■ TASK DETAILS ■
Return all entries precisely as they stand, without the images.

■ DATA SUPPLIED ■
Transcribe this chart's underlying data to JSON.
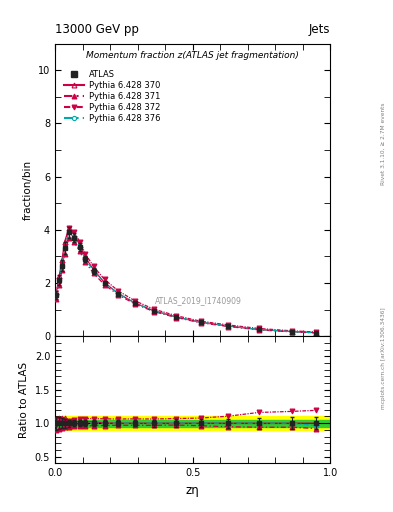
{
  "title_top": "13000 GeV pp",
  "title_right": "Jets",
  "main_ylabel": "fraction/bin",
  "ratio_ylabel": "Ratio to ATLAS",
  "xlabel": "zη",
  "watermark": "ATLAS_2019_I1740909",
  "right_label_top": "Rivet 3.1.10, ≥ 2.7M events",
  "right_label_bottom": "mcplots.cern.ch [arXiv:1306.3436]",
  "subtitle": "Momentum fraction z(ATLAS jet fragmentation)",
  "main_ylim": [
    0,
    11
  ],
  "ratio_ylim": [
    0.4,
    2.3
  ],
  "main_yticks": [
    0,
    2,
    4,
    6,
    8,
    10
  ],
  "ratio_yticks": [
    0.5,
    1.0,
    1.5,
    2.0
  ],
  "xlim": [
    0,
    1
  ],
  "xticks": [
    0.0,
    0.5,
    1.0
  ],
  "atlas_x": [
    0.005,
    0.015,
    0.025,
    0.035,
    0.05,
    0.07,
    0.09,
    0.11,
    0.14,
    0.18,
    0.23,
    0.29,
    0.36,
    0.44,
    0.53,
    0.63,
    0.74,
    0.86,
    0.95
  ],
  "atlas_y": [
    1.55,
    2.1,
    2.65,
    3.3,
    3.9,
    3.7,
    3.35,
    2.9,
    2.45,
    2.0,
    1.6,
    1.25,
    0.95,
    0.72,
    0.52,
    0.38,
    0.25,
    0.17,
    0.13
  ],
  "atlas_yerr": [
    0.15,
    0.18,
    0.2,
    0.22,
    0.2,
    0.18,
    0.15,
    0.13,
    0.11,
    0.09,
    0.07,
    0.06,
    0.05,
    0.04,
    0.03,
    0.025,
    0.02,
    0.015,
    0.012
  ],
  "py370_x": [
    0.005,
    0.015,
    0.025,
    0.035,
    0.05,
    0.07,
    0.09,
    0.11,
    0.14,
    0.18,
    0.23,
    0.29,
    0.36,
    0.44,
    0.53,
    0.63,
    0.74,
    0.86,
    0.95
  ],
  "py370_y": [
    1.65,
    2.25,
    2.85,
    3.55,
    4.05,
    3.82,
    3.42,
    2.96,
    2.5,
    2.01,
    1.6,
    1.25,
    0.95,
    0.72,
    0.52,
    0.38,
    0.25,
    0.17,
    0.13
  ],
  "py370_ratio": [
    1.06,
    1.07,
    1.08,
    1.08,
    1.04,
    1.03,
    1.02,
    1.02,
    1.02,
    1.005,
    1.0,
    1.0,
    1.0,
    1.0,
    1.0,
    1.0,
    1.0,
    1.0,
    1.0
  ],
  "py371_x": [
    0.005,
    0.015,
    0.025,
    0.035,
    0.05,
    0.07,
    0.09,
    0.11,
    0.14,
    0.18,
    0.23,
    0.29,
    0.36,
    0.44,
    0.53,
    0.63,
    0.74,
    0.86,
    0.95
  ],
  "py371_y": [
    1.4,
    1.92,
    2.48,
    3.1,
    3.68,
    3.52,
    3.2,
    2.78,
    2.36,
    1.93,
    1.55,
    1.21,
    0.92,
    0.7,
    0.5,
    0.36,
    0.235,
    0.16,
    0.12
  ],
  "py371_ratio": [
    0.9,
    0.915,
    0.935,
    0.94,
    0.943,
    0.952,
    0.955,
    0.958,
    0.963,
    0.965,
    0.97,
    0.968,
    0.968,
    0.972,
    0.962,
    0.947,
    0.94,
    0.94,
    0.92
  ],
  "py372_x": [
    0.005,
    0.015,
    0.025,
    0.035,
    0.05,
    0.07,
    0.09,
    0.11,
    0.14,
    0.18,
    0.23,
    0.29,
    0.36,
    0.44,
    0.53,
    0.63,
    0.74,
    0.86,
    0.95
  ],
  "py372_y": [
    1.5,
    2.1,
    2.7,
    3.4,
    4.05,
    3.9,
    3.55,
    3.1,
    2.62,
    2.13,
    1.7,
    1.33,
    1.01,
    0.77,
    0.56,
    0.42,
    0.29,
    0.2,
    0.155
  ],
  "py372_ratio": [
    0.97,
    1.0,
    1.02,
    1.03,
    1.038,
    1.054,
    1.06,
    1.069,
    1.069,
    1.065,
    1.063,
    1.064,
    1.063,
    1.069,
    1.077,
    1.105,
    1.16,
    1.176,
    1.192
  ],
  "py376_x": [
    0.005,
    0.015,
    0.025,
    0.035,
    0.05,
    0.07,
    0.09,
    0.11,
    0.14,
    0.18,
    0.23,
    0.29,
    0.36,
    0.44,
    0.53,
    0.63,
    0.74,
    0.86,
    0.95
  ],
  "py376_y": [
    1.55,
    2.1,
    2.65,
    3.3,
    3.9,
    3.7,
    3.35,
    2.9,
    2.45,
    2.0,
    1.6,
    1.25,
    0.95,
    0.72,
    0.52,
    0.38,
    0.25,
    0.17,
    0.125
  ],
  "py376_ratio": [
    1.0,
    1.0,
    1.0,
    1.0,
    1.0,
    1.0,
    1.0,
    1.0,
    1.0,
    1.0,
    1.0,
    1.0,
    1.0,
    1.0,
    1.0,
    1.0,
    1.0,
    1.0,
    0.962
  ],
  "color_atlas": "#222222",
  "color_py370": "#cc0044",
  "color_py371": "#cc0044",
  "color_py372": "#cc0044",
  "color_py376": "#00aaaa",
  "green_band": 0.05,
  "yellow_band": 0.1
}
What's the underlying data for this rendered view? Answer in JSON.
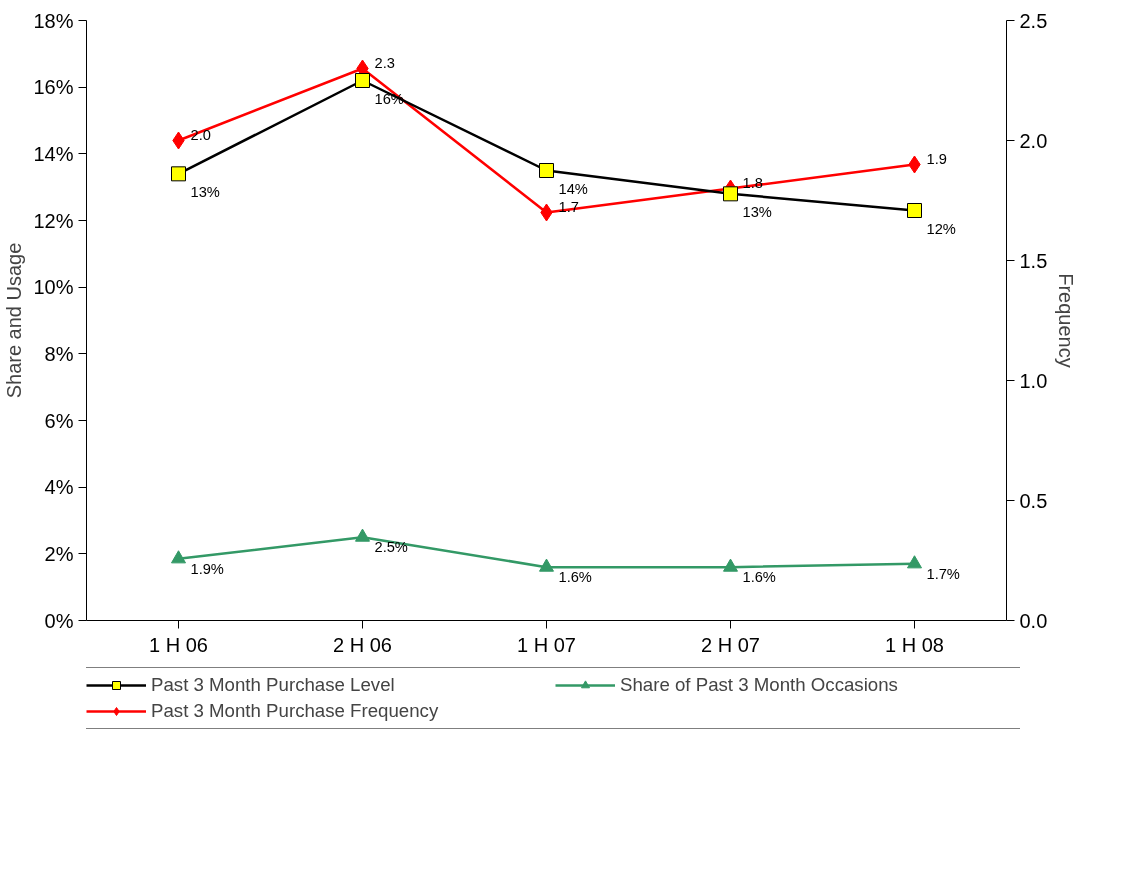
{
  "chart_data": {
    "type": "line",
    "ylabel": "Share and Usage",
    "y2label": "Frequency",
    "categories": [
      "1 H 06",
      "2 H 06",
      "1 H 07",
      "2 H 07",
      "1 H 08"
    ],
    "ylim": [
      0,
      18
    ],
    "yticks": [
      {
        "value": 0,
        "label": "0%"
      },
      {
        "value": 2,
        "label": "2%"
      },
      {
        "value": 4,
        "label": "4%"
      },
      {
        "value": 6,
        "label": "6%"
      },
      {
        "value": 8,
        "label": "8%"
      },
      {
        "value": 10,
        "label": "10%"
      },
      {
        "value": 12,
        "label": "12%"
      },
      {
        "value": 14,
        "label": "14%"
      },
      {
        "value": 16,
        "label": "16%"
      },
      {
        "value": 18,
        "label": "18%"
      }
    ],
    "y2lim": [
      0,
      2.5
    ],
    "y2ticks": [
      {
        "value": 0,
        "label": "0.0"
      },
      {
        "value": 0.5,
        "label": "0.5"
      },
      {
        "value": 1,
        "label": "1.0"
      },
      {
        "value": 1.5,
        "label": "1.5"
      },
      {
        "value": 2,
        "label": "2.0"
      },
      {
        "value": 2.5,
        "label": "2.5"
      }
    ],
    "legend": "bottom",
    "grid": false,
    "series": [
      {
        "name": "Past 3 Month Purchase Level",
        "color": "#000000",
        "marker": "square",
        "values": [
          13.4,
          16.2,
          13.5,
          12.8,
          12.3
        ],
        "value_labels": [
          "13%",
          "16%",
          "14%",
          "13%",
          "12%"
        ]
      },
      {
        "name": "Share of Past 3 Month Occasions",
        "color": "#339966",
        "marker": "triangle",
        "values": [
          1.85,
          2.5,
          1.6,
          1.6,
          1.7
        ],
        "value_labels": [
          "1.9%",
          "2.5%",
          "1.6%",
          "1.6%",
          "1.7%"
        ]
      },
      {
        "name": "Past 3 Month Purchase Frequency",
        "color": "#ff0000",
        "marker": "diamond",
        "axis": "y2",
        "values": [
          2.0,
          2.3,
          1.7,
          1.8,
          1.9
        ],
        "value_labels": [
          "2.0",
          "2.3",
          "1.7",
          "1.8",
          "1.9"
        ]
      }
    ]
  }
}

■ OUTPUT OF THE TASK ■
Transcribe this chart's underlying data to JSON.
{
  "title_top": "13000 GeV pp",
  "title_right": "Jets",
  "main_ylabel": "fraction/bin",
  "ratio_ylabel": "Ratio to ATLAS",
  "xlabel": "zη",
  "watermark": "ATLAS_2019_I1740909",
  "right_label_top": "Rivet 3.1.10, ≥ 2.7M events",
  "right_label_bottom": "mcplots.cern.ch [arXiv:1306.3436]",
  "subtitle": "Momentum fraction z(ATLAS jet fragmentation)",
  "main_ylim": [
    0,
    11
  ],
  "ratio_ylim": [
    0.4,
    2.3
  ],
  "main_yticks": [
    0,
    2,
    4,
    6,
    8,
    10
  ],
  "ratio_yticks": [
    0.5,
    1.0,
    1.5,
    2.0
  ],
  "xlim": [
    0,
    1
  ],
  "xticks": [
    0.0,
    0.5,
    1.0
  ],
  "atlas_x": [
    0.005,
    0.015,
    0.025,
    0.035,
    0.05,
    0.07,
    0.09,
    0.11,
    0.14,
    0.18,
    0.23,
    0.29,
    0.36,
    0.44,
    0.53,
    0.63,
    0.74,
    0.86,
    0.95
  ],
  "atlas_y": [
    1.55,
    2.1,
    2.65,
    3.3,
    3.9,
    3.7,
    3.35,
    2.9,
    2.45,
    2.0,
    1.6,
    1.25,
    0.95,
    0.72,
    0.52,
    0.38,
    0.25,
    0.17,
    0.13
  ],
  "atlas_yerr": [
    0.15,
    0.18,
    0.2,
    0.22,
    0.2,
    0.18,
    0.15,
    0.13,
    0.11,
    0.09,
    0.07,
    0.06,
    0.05,
    0.04,
    0.03,
    0.025,
    0.02,
    0.015,
    0.012
  ],
  "py370_x": [
    0.005,
    0.015,
    0.025,
    0.035,
    0.05,
    0.07,
    0.09,
    0.11,
    0.14,
    0.18,
    0.23,
    0.29,
    0.36,
    0.44,
    0.53,
    0.63,
    0.74,
    0.86,
    0.95
  ],
  "py370_y": [
    1.65,
    2.25,
    2.85,
    3.55,
    4.05,
    3.82,
    3.42,
    2.96,
    2.5,
    2.01,
    1.6,
    1.25,
    0.95,
    0.72,
    0.52,
    0.38,
    0.25,
    0.17,
    0.13
  ],
  "py370_ratio": [
    1.06,
    1.07,
    1.08,
    1.08,
    1.04,
    1.03,
    1.02,
    1.02,
    1.02,
    1.005,
    1.0,
    1.0,
    1.0,
    1.0,
    1.0,
    1.0,
    1.0,
    1.0,
    1.0
  ],
  "py371_x": [
    0.005,
    0.015,
    0.025,
    0.035,
    0.05,
    0.07,
    0.09,
    0.11,
    0.14,
    0.18,
    0.23,
    0.29,
    0.36,
    0.44,
    0.53,
    0.63,
    0.74,
    0.86,
    0.95
  ],
  "py371_y": [
    1.4,
    1.92,
    2.48,
    3.1,
    3.68,
    3.52,
    3.2,
    2.78,
    2.36,
    1.93,
    1.55,
    1.21,
    0.92,
    0.7,
    0.5,
    0.36,
    0.235,
    0.16,
    0.12
  ],
  "py371_ratio": [
    0.9,
    0.915,
    0.935,
    0.94,
    0.943,
    0.952,
    0.955,
    0.958,
    0.963,
    0.965,
    0.97,
    0.968,
    0.968,
    0.972,
    0.962,
    0.947,
    0.94,
    0.94,
    0.92
  ],
  "py372_x": [
    0.005,
    0.015,
    0.025,
    0.035,
    0.05,
    0.07,
    0.09,
    0.11,
    0.14,
    0.18,
    0.23,
    0.29,
    0.36,
    0.44,
    0.53,
    0.63,
    0.74,
    0.86,
    0.95
  ],
  "py372_y": [
    1.5,
    2.1,
    2.7,
    3.4,
    4.05,
    3.9,
    3.55,
    3.1,
    2.62,
    2.13,
    1.7,
    1.33,
    1.01,
    0.77,
    0.56,
    0.42,
    0.29,
    0.2,
    0.155
  ],
  "py372_ratio": [
    0.97,
    1.0,
    1.02,
    1.03,
    1.038,
    1.054,
    1.06,
    1.069,
    1.069,
    1.065,
    1.063,
    1.064,
    1.063,
    1.069,
    1.077,
    1.105,
    1.16,
    1.176,
    1.192
  ],
  "py376_x": [
    0.005,
    0.015,
    0.025,
    0.035,
    0.05,
    0.07,
    0.09,
    0.11,
    0.14,
    0.18,
    0.23,
    0.29,
    0.36,
    0.44,
    0.53,
    0.63,
    0.74,
    0.86,
    0.95
  ],
  "py376_y": [
    1.55,
    2.1,
    2.65,
    3.3,
    3.9,
    3.7,
    3.35,
    2.9,
    2.45,
    2.0,
    1.6,
    1.25,
    0.95,
    0.72,
    0.52,
    0.38,
    0.25,
    0.17,
    0.125
  ],
  "py376_ratio": [
    1.0,
    1.0,
    1.0,
    1.0,
    1.0,
    1.0,
    1.0,
    1.0,
    1.0,
    1.0,
    1.0,
    1.0,
    1.0,
    1.0,
    1.0,
    1.0,
    1.0,
    1.0,
    0.962
  ],
  "color_atlas": "#222222",
  "color_py370": "#cc0044",
  "color_py371": "#cc0044",
  "color_py372": "#cc0044",
  "color_py376": "#00aaaa",
  "green_band": 0.05,
  "yellow_band": 0.1
}
What's the underlying data for this rendered view? Answer in JSON.
{
  "chart_data": {
    "type": "line",
    "ylabel": "Share and Usage",
    "y2label": "Frequency",
    "categories": [
      "1 H 06",
      "2 H 06",
      "1 H 07",
      "2 H 07",
      "1 H 08"
    ],
    "ylim": [
      0,
      18
    ],
    "yticks": [
      {
        "value": 0,
        "label": "0%"
      },
      {
        "value": 2,
        "label": "2%"
      },
      {
        "value": 4,
        "label": "4%"
      },
      {
        "value": 6,
        "label": "6%"
      },
      {
        "value": 8,
        "label": "8%"
      },
      {
        "value": 10,
        "label": "10%"
      },
      {
        "value": 12,
        "label": "12%"
      },
      {
        "value": 14,
        "label": "14%"
      },
      {
        "value": 16,
        "label": "16%"
      },
      {
        "value": 18,
        "label": "18%"
      }
    ],
    "y2lim": [
      0,
      2.5
    ],
    "y2ticks": [
      {
        "value": 0,
        "label": "0.0"
      },
      {
        "value": 0.5,
        "label": "0.5"
      },
      {
        "value": 1,
        "label": "1.0"
      },
      {
        "value": 1.5,
        "label": "1.5"
      },
      {
        "value": 2,
        "label": "2.0"
      },
      {
        "value": 2.5,
        "label": "2.5"
      }
    ],
    "legend": "bottom",
    "grid": false,
    "series": [
      {
        "name": "Past 3 Month Purchase Level",
        "color": "#000000",
        "marker": "square",
        "values": [
          13.4,
          16.2,
          13.5,
          12.8,
          12.3
        ],
        "value_labels": [
          "13%",
          "16%",
          "14%",
          "13%",
          "12%"
        ]
      },
      {
        "name": "Share of Past 3 Month Occasions",
        "color": "#339966",
        "marker": "triangle",
        "values": [
          1.85,
          2.5,
          1.6,
          1.6,
          1.7
        ],
        "value_labels": [
          "1.9%",
          "2.5%",
          "1.6%",
          "1.6%",
          "1.7%"
        ]
      },
      {
        "name": "Past 3 Month Purchase Frequency",
        "color": "#ff0000",
        "marker": "diamond",
        "axis": "y2",
        "values": [
          2.0,
          2.3,
          1.7,
          1.8,
          1.9
        ],
        "value_labels": [
          "2.0",
          "2.3",
          "1.7",
          "1.8",
          "1.9"
        ]
      }
    ]
  }
}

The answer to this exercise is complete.